■ Requirement
Go through the data below and gather each line containing "Löschen".

——————

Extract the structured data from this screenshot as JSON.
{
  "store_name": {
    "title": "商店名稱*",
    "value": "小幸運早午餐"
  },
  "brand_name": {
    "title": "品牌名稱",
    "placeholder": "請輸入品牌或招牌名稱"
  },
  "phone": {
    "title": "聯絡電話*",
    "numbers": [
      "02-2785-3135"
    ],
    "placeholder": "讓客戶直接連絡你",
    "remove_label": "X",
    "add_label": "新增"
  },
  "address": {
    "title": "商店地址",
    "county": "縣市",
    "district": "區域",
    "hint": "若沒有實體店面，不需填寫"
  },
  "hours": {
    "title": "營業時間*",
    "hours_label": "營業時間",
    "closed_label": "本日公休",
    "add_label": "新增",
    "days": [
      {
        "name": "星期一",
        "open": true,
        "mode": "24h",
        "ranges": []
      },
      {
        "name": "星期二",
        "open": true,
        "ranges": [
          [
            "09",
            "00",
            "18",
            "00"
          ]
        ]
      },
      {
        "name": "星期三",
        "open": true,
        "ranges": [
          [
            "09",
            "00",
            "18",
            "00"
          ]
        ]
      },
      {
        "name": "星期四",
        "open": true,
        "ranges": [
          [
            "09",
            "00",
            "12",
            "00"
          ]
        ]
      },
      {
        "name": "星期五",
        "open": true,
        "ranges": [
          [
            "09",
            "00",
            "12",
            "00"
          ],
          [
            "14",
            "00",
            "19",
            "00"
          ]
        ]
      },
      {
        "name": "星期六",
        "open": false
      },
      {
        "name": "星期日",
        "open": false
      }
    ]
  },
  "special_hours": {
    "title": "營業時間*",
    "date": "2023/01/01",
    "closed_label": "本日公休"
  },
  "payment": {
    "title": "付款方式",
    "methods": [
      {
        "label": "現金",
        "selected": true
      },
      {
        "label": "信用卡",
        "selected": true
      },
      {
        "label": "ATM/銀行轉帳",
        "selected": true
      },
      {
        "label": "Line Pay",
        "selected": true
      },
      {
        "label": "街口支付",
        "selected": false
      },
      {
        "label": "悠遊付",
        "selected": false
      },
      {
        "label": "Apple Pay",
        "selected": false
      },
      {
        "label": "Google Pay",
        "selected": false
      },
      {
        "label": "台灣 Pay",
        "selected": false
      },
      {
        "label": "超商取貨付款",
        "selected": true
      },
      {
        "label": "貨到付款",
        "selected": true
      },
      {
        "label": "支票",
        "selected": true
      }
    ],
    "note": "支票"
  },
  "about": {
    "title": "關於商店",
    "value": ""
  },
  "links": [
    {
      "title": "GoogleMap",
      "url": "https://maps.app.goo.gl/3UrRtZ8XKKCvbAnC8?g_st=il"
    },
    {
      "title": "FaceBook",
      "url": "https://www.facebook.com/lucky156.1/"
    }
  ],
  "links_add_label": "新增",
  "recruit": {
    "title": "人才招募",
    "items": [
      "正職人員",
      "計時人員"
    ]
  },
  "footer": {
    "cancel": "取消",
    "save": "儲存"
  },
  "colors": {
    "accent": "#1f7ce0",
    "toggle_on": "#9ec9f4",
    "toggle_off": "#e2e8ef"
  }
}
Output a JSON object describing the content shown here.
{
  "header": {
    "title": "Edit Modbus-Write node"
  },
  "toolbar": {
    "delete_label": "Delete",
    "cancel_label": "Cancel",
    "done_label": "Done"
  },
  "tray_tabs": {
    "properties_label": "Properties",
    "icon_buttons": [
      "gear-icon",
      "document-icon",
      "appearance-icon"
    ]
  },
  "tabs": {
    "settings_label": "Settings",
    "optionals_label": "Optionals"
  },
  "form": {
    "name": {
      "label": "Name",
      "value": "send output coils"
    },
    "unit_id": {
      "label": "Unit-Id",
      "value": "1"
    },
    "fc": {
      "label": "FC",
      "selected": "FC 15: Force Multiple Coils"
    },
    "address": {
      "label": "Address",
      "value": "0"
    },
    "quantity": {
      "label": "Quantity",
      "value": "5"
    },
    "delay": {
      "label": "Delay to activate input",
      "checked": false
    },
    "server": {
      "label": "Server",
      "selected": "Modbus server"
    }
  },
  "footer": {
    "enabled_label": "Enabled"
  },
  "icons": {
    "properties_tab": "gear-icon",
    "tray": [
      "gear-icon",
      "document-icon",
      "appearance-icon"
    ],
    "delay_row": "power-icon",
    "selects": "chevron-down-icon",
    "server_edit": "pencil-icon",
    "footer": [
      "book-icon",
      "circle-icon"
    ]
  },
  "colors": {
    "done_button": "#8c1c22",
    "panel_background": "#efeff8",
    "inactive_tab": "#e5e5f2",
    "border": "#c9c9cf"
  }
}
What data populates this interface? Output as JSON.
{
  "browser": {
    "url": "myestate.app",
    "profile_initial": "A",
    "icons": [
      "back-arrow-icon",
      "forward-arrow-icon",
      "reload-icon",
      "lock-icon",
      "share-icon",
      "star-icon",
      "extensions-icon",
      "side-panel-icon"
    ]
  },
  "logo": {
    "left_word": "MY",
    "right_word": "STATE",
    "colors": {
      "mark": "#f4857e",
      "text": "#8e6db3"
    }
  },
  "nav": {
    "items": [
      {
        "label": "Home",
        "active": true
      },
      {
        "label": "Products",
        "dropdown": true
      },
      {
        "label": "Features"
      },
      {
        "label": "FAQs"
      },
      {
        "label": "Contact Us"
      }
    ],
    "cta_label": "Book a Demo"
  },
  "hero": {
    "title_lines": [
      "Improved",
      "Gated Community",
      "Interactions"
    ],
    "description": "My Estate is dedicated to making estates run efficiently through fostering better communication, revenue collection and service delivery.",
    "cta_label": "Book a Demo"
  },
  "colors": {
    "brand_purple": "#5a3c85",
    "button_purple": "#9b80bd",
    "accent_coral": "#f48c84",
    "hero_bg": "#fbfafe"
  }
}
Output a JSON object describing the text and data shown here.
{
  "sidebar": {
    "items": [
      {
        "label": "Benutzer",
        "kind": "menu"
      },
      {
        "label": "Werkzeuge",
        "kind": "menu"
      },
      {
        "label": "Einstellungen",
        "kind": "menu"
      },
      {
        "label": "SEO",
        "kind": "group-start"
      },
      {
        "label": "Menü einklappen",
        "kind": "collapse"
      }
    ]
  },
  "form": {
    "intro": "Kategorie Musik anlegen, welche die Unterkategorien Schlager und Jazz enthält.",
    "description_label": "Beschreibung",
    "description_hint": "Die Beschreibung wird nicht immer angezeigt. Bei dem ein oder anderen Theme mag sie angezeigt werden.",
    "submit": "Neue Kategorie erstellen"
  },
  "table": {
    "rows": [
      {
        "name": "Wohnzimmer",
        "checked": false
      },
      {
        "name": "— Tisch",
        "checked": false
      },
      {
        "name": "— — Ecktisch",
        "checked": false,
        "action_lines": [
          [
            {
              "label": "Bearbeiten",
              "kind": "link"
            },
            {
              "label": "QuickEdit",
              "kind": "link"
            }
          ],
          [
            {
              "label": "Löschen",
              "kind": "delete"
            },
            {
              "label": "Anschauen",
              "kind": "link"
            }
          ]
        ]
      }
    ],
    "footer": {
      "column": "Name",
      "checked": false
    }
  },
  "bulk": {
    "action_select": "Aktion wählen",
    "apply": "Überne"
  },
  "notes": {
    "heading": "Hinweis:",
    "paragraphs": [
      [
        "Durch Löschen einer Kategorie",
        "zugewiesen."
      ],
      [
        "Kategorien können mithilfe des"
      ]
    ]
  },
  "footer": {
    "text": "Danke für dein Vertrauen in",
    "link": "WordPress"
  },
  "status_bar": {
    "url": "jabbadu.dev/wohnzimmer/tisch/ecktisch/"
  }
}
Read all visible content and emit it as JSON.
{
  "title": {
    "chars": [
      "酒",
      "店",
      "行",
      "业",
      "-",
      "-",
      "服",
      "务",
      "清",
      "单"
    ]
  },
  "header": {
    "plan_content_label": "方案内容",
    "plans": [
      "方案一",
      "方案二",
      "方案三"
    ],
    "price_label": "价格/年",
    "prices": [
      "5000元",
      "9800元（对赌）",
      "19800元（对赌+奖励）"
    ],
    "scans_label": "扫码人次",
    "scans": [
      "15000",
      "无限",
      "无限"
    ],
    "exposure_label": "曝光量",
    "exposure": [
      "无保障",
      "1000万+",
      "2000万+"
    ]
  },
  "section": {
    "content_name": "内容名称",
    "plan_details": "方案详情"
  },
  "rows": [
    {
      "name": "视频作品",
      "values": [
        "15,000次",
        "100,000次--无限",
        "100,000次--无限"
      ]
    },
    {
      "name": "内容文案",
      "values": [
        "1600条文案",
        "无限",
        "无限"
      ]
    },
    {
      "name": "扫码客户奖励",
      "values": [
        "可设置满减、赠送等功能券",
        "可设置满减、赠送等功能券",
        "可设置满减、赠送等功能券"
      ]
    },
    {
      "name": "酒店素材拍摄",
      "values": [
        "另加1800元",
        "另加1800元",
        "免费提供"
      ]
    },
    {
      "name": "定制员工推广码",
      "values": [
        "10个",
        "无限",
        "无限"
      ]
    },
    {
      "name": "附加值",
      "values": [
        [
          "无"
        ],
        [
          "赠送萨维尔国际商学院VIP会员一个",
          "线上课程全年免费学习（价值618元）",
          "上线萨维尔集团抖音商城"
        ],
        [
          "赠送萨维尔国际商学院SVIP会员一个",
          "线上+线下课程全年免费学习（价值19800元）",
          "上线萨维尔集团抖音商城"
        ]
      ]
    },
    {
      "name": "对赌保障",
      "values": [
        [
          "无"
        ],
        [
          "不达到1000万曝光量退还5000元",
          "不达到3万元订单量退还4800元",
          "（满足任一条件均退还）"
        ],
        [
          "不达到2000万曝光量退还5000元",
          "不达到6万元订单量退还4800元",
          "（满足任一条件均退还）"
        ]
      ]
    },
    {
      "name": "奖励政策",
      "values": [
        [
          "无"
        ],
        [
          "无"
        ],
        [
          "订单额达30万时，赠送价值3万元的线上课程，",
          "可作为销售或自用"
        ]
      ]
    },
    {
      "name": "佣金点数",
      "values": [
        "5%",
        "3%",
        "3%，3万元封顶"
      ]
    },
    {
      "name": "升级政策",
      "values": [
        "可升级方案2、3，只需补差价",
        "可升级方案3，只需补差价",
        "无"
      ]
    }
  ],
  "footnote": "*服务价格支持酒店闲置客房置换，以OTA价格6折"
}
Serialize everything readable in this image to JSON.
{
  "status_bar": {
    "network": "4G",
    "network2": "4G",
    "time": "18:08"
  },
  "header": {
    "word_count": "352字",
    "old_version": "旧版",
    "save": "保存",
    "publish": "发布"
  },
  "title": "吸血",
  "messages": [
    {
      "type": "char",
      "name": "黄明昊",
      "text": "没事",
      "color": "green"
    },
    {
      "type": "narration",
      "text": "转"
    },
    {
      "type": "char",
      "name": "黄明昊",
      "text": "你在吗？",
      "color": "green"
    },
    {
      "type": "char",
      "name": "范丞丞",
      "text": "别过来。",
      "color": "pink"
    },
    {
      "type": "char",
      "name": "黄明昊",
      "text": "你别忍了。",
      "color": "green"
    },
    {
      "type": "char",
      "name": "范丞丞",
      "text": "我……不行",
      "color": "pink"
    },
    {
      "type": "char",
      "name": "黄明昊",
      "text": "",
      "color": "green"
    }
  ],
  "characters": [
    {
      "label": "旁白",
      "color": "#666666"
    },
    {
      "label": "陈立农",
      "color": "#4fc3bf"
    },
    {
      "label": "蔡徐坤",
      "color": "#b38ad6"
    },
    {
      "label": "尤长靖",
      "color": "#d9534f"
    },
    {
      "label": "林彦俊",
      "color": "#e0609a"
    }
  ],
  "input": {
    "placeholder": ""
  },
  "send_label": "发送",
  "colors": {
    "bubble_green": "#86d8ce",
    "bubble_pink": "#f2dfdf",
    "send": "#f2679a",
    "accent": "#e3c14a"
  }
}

——————

■ Exercise solution
              "label": "Löschen",
        "Durch Löschen einer Kategorie",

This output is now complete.